### Problem
Read the lines that follow and tally those with the word "doing"; give the number and nothing else.

(Records)

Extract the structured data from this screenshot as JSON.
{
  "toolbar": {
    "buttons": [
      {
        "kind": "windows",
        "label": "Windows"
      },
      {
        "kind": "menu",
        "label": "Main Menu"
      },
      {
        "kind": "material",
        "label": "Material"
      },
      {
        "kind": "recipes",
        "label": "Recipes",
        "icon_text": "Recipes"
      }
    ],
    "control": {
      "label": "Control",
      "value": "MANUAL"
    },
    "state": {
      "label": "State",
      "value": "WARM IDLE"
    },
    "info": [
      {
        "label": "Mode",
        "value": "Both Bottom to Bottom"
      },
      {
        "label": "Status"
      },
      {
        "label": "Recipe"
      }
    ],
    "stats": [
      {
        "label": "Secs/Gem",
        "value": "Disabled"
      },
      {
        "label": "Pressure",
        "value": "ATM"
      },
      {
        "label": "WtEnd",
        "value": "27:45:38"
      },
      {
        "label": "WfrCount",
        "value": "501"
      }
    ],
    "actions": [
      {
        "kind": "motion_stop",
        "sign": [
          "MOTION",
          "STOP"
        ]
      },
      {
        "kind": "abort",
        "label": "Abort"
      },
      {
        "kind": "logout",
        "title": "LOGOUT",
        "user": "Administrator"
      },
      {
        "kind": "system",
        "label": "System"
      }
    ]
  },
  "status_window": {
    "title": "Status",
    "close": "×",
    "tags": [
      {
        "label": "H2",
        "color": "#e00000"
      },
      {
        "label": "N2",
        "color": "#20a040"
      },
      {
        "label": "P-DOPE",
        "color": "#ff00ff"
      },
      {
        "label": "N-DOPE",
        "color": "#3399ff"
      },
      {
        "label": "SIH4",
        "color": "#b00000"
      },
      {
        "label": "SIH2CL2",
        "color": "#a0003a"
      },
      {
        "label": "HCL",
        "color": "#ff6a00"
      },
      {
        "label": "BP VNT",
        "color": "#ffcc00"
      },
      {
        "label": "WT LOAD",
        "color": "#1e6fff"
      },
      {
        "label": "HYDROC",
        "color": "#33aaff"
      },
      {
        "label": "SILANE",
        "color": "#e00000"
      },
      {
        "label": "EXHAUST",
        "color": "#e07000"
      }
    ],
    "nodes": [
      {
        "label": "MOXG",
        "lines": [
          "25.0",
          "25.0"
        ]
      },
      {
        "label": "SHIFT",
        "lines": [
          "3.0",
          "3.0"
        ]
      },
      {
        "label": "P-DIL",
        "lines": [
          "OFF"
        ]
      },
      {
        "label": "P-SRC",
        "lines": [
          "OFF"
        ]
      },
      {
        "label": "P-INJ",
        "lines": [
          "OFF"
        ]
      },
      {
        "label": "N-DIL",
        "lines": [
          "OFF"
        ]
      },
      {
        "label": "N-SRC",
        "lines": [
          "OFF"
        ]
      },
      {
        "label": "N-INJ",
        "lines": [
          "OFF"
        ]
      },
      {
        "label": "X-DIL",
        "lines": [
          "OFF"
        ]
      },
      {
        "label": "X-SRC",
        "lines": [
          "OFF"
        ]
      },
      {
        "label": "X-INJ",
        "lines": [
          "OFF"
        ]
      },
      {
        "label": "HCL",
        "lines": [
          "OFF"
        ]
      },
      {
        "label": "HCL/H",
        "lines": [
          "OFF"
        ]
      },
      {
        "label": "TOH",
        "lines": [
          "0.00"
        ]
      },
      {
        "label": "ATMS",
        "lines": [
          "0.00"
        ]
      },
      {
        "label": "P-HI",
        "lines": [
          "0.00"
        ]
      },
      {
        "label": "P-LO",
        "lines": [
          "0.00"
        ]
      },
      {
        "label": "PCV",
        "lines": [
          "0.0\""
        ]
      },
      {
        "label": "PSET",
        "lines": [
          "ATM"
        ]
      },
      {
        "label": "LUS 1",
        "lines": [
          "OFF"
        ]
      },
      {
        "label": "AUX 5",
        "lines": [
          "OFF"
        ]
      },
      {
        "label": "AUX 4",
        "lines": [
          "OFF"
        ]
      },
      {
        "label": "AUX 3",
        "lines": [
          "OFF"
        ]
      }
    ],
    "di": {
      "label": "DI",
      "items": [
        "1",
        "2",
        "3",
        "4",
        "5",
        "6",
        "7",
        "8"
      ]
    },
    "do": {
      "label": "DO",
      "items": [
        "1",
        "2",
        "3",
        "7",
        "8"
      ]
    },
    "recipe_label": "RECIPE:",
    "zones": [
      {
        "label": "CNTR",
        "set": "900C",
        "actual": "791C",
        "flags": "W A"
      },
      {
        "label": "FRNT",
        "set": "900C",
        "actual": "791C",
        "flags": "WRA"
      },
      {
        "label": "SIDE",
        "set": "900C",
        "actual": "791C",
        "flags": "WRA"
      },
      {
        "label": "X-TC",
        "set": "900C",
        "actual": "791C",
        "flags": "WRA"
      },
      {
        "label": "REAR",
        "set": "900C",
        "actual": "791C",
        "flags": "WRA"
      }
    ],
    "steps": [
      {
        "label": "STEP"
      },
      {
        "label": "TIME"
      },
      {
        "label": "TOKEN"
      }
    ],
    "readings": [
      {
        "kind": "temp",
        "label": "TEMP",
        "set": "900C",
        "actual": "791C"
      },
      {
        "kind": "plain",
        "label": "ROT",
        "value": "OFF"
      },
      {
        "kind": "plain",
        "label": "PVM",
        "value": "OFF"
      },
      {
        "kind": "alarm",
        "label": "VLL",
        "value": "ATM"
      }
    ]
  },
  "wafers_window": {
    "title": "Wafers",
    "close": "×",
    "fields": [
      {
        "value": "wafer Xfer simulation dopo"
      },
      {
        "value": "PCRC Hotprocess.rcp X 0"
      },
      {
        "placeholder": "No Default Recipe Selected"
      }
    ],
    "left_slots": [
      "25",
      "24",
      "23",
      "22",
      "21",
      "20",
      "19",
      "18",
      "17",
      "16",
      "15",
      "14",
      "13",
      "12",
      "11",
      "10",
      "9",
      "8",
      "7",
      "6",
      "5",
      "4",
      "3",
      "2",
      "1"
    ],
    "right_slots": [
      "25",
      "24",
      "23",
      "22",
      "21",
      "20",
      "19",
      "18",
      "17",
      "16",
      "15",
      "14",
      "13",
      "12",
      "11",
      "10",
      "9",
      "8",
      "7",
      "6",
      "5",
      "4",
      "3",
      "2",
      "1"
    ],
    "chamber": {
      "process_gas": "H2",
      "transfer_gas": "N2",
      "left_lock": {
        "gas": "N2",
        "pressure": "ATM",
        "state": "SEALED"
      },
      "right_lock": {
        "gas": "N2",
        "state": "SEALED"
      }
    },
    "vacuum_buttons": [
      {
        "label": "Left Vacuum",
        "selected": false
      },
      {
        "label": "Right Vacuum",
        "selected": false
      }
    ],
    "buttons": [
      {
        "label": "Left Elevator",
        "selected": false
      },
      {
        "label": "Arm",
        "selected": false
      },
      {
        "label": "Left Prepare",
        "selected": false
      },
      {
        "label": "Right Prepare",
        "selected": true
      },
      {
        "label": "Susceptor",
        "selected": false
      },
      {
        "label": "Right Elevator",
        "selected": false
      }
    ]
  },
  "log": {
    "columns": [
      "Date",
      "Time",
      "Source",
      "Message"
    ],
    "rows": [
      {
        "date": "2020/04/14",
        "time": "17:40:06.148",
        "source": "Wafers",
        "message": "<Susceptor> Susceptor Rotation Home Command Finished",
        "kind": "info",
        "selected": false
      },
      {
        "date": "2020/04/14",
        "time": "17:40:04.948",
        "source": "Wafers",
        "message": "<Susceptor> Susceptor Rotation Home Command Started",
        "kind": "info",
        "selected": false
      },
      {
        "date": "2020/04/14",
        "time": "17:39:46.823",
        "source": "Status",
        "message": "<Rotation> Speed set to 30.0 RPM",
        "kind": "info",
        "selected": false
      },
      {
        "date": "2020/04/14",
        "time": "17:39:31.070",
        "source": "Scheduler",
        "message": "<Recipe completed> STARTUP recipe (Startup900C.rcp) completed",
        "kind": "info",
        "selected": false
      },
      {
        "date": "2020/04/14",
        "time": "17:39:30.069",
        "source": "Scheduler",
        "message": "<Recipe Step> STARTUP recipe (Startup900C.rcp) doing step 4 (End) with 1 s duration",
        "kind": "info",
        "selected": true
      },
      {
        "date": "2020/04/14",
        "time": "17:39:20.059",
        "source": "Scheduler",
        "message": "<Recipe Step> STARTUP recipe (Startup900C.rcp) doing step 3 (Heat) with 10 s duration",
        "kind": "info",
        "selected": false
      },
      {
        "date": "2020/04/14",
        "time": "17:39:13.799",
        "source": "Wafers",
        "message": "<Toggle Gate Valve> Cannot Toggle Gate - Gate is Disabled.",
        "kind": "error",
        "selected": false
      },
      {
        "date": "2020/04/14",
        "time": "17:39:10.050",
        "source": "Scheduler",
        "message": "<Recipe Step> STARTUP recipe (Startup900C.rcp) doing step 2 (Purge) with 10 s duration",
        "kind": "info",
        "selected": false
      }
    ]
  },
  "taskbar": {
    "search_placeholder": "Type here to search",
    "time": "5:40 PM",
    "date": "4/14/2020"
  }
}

### Task output
3